Your goal:
Locate the line that contains "Transcribe this image's", then copy it and all later lines of the data below exactly, through the last one.

Raw data start

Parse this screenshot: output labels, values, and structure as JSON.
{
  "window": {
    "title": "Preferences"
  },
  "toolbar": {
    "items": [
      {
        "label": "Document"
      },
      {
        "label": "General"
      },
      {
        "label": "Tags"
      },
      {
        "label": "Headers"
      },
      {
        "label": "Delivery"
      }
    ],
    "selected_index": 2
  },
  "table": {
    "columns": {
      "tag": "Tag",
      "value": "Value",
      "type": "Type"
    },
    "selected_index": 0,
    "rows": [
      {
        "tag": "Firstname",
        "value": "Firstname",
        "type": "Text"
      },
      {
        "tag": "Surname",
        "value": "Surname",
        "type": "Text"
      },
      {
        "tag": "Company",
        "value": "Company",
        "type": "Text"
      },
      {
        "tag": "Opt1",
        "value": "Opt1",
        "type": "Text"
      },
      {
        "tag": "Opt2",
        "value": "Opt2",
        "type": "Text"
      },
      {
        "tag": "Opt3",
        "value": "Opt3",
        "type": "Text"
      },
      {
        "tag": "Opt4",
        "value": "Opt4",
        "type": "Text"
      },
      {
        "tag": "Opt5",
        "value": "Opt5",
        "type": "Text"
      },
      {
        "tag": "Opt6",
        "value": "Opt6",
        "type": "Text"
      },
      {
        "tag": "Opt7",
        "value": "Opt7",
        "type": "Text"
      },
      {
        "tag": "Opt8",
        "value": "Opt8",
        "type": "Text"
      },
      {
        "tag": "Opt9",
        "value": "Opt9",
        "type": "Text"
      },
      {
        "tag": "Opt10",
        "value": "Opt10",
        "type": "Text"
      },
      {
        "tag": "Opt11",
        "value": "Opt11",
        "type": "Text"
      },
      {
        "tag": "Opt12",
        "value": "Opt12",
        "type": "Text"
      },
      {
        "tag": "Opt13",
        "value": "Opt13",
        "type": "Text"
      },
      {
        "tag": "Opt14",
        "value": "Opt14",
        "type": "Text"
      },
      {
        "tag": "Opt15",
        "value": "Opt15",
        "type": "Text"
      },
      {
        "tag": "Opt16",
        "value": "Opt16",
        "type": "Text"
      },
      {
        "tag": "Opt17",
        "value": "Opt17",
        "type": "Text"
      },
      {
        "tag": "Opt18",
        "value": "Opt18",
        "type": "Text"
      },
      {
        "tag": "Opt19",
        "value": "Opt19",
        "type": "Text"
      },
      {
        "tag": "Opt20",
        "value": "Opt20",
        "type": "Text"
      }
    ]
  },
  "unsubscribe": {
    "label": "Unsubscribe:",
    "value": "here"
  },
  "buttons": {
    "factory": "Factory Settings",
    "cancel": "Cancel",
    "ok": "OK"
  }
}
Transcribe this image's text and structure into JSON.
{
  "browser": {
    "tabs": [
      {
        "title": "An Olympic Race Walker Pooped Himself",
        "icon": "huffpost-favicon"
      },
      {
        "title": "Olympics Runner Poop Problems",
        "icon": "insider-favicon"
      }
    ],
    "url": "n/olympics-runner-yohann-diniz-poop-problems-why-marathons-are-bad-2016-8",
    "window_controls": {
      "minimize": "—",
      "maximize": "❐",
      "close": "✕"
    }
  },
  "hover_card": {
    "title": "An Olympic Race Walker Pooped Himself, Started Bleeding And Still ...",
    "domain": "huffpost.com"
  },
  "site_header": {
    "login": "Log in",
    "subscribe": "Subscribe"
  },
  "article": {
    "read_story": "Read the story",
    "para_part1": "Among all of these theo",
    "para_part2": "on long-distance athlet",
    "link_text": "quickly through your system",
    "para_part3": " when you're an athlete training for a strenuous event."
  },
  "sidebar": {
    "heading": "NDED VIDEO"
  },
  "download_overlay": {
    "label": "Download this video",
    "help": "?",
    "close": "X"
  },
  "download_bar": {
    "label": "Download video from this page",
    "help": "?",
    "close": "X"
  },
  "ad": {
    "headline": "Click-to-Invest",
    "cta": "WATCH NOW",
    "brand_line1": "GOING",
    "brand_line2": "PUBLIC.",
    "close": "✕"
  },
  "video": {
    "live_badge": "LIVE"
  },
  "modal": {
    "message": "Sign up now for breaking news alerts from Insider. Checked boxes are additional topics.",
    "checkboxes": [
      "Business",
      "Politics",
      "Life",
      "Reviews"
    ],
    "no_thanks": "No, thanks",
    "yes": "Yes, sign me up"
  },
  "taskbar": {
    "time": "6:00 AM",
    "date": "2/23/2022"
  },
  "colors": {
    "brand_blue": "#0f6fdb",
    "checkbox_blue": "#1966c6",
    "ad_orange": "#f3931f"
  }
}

Raw data end

Result of this task:
Transcribe this image's text and structure into JSON.
{
  "browser": {
    "tabs": [
      {
        "title": "An Olympic Race Walker Pooped Himself",
        "icon": "huffpost-favicon"
      },
      {
        "title": "Olympics Runner Poop Problems",
        "icon": "insider-favicon"
      }
    ],
    "url": "n/olympics-runner-yohann-diniz-poop-problems-why-marathons-are-bad-2016-8",
    "window_controls": {
      "minimize": "—",
      "maximize": "❐",
      "close": "✕"
    }
  },
  "hover_card": {
    "title": "An Olympic Race Walker Pooped Himself, Started Bleeding And Still ...",
    "domain": "huffpost.com"
  },
  "site_header": {
    "login": "Log in",
    "subscribe": "Subscribe"
  },
  "article": {
    "read_story": "Read the story",
    "para_part1": "Among all of these theo",
    "para_part2": "on long-distance athlet",
    "link_text": "quickly through your system",
    "para_part3": " when you're an athlete training for a strenuous event."
  },
  "sidebar": {
    "heading": "NDED VIDEO"
  },
  "download_overlay": {
    "label": "Download this video",
    "help": "?",
    "close": "X"
  },
  "download_bar": {
    "label": "Download video from this page",
    "help": "?",
    "close": "X"
  },
  "ad": {
    "headline": "Click-to-Invest",
    "cta": "WATCH NOW",
    "brand_line1": "GOING",
    "brand_line2": "PUBLIC.",
    "close": "✕"
  },
  "video": {
    "live_badge": "LIVE"
  },
  "modal": {
    "message": "Sign up now for breaking news alerts from Insider. Checked boxes are additional topics.",
    "checkboxes": [
      "Business",
      "Politics",
      "Life",
      "Reviews"
    ],
    "no_thanks": "No, thanks",
    "yes": "Yes, sign me up"
  },
  "taskbar": {
    "time": "6:00 AM",
    "date": "2/23/2022"
  },
  "colors": {
    "brand_blue": "#0f6fdb",
    "checkbox_blue": "#1966c6",
    "ad_orange": "#f3931f"
  }
}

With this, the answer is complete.